◆ SUPPLIED MATERIAL:
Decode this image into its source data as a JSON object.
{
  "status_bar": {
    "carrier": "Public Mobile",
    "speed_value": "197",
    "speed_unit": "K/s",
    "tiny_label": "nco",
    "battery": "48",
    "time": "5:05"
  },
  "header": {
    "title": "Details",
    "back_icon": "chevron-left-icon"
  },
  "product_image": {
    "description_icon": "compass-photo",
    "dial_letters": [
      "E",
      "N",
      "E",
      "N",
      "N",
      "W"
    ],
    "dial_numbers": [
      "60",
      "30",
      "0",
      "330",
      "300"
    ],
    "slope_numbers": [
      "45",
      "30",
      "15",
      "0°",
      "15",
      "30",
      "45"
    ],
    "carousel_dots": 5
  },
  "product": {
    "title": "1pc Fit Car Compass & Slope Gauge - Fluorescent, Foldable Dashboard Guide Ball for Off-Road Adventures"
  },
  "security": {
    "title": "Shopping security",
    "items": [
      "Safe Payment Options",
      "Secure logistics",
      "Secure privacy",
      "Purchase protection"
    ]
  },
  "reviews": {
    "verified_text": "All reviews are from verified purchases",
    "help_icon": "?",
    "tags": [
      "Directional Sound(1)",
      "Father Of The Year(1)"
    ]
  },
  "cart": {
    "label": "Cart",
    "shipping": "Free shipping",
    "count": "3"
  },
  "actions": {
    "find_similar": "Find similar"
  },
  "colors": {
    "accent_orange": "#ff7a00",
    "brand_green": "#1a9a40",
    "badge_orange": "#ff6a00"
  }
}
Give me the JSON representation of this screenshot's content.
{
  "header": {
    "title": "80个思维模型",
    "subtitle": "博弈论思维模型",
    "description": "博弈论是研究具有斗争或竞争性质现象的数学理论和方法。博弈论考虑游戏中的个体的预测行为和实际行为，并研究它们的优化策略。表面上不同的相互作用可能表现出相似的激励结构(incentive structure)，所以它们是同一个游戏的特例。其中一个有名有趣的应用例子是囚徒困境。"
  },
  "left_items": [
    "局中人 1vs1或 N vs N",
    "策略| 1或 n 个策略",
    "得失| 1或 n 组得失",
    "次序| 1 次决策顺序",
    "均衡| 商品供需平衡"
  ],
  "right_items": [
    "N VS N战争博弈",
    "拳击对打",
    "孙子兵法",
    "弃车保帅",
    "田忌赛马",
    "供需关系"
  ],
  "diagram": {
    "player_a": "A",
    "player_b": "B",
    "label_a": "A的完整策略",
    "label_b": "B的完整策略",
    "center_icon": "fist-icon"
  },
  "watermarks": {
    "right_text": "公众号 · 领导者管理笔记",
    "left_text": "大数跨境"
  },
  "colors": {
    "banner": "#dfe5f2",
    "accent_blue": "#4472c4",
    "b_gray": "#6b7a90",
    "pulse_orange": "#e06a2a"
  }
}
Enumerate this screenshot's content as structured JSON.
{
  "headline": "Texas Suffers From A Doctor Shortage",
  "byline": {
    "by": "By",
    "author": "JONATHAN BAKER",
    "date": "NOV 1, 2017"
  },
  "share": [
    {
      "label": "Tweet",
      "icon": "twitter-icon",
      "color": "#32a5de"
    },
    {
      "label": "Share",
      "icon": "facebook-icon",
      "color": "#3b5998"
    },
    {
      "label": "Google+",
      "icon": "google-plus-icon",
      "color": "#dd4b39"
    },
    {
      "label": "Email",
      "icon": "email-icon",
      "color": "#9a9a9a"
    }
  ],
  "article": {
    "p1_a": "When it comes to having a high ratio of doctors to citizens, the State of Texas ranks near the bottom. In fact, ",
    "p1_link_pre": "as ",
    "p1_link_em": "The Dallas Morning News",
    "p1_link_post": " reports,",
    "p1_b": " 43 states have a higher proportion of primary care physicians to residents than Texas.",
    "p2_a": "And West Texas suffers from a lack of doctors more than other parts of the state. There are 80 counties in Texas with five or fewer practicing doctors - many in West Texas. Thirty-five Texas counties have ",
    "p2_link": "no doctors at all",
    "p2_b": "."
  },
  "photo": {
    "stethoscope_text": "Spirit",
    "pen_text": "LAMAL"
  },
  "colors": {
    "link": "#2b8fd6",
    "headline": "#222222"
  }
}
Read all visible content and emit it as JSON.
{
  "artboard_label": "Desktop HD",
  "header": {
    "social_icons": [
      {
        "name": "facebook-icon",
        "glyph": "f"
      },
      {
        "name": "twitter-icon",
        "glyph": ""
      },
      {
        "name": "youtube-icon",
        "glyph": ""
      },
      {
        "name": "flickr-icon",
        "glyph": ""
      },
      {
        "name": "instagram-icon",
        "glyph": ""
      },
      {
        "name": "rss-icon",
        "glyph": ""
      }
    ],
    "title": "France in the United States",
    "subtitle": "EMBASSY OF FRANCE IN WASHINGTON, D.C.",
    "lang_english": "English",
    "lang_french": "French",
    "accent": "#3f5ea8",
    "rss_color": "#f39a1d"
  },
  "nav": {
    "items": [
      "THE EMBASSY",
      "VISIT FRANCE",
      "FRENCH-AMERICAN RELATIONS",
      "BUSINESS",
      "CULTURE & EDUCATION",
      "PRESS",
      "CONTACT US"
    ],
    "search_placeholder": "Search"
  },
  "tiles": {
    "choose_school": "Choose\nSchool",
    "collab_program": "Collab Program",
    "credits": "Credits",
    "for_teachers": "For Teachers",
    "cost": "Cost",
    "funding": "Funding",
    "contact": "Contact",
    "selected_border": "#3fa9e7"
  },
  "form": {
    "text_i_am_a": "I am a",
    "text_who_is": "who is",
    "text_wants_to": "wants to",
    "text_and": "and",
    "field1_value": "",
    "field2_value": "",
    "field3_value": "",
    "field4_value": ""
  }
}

◆ TASK TO CARRY OUT: All of the records must be repeated exactly.

◆ SOLUTION TO THIS PROBLEM:
Decode this image into its source data as a JSON object.
{
  "status_bar": {
    "carrier": "Public Mobile",
    "speed_value": "197",
    "speed_unit": "K/s",
    "tiny_label": "nco",
    "battery": "48",
    "time": "5:05"
  },
  "header": {
    "title": "Details",
    "back_icon": "chevron-left-icon"
  },
  "product_image": {
    "description_icon": "compass-photo",
    "dial_letters": [
      "E",
      "N",
      "E",
      "N",
      "N",
      "W"
    ],
    "dial_numbers": [
      "60",
      "30",
      "0",
      "330",
      "300"
    ],
    "slope_numbers": [
      "45",
      "30",
      "15",
      "0°",
      "15",
      "30",
      "45"
    ],
    "carousel_dots": 5
  },
  "product": {
    "title": "1pc Fit Car Compass & Slope Gauge - Fluorescent, Foldable Dashboard Guide Ball for Off-Road Adventures"
  },
  "security": {
    "title": "Shopping security",
    "items": [
      "Safe Payment Options",
      "Secure logistics",
      "Secure privacy",
      "Purchase protection"
    ]
  },
  "reviews": {
    "verified_text": "All reviews are from verified purchases",
    "help_icon": "?",
    "tags": [
      "Directional Sound(1)",
      "Father Of The Year(1)"
    ]
  },
  "cart": {
    "label": "Cart",
    "shipping": "Free shipping",
    "count": "3"
  },
  "actions": {
    "find_similar": "Find similar"
  },
  "colors": {
    "accent_orange": "#ff7a00",
    "brand_green": "#1a9a40",
    "badge_orange": "#ff6a00"
  }
}
Give me the JSON representation of this screenshot's content.
{
  "header": {
    "title": "80个思维模型",
    "subtitle": "博弈论思维模型",
    "description": "博弈论是研究具有斗争或竞争性质现象的数学理论和方法。博弈论考虑游戏中的个体的预测行为和实际行为，并研究它们的优化策略。表面上不同的相互作用可能表现出相似的激励结构(incentive structure)，所以它们是同一个游戏的特例。其中一个有名有趣的应用例子是囚徒困境。"
  },
  "left_items": [
    "局中人 1vs1或 N vs N",
    "策略| 1或 n 个策略",
    "得失| 1或 n 组得失",
    "次序| 1 次决策顺序",
    "均衡| 商品供需平衡"
  ],
  "right_items": [
    "N VS N战争博弈",
    "拳击对打",
    "孙子兵法",
    "弃车保帅",
    "田忌赛马",
    "供需关系"
  ],
  "diagram": {
    "player_a": "A",
    "player_b": "B",
    "label_a": "A的完整策略",
    "label_b": "B的完整策略",
    "center_icon": "fist-icon"
  },
  "watermarks": {
    "right_text": "公众号 · 领导者管理笔记",
    "left_text": "大数跨境"
  },
  "colors": {
    "banner": "#dfe5f2",
    "accent_blue": "#4472c4",
    "b_gray": "#6b7a90",
    "pulse_orange": "#e06a2a"
  }
}
Enumerate this screenshot's content as structured JSON.
{
  "headline": "Texas Suffers From A Doctor Shortage",
  "byline": {
    "by": "By",
    "author": "JONATHAN BAKER",
    "date": "NOV 1, 2017"
  },
  "share": [
    {
      "label": "Tweet",
      "icon": "twitter-icon",
      "color": "#32a5de"
    },
    {
      "label": "Share",
      "icon": "facebook-icon",
      "color": "#3b5998"
    },
    {
      "label": "Google+",
      "icon": "google-plus-icon",
      "color": "#dd4b39"
    },
    {
      "label": "Email",
      "icon": "email-icon",
      "color": "#9a9a9a"
    }
  ],
  "article": {
    "p1_a": "When it comes to having a high ratio of doctors to citizens, the State of Texas ranks near the bottom. In fact, ",
    "p1_link_pre": "as ",
    "p1_link_em": "The Dallas Morning News",
    "p1_link_post": " reports,",
    "p1_b": " 43 states have a higher proportion of primary care physicians to residents than Texas.",
    "p2_a": "And West Texas suffers from a lack of doctors more than other parts of the state. There are 80 counties in Texas with five or fewer practicing doctors - many in West Texas. Thirty-five Texas counties have ",
    "p2_link": "no doctors at all",
    "p2_b": "."
  },
  "photo": {
    "stethoscope_text": "Spirit",
    "pen_text": "LAMAL"
  },
  "colors": {
    "link": "#2b8fd6",
    "headline": "#222222"
  }
}
Read all visible content and emit it as JSON.
{
  "artboard_label": "Desktop HD",
  "header": {
    "social_icons": [
      {
        "name": "facebook-icon",
        "glyph": "f"
      },
      {
        "name": "twitter-icon",
        "glyph": ""
      },
      {
        "name": "youtube-icon",
        "glyph": ""
      },
      {
        "name": "flickr-icon",
        "glyph": ""
      },
      {
        "name": "instagram-icon",
        "glyph": ""
      },
      {
        "name": "rss-icon",
        "glyph": ""
      }
    ],
    "title": "France in the United States",
    "subtitle": "EMBASSY OF FRANCE IN WASHINGTON, D.C.",
    "lang_english": "English",
    "lang_french": "French",
    "accent": "#3f5ea8",
    "rss_color": "#f39a1d"
  },
  "nav": {
    "items": [
      "THE EMBASSY",
      "VISIT FRANCE",
      "FRENCH-AMERICAN RELATIONS",
      "BUSINESS",
      "CULTURE & EDUCATION",
      "PRESS",
      "CONTACT US"
    ],
    "search_placeholder": "Search"
  },
  "tiles": {
    "choose_school": "Choose\nSchool",
    "collab_program": "Collab Program",
    "credits": "Credits",
    "for_teachers": "For Teachers",
    "cost": "Cost",
    "funding": "Funding",
    "contact": "Contact",
    "selected_border": "#3fa9e7"
  },
  "form": {
    "text_i_am_a": "I am a",
    "text_who_is": "who is",
    "text_wants_to": "wants to",
    "text_and": "and",
    "field1_value": "",
    "field2_value": "",
    "field3_value": "",
    "field4_value": ""
  }
}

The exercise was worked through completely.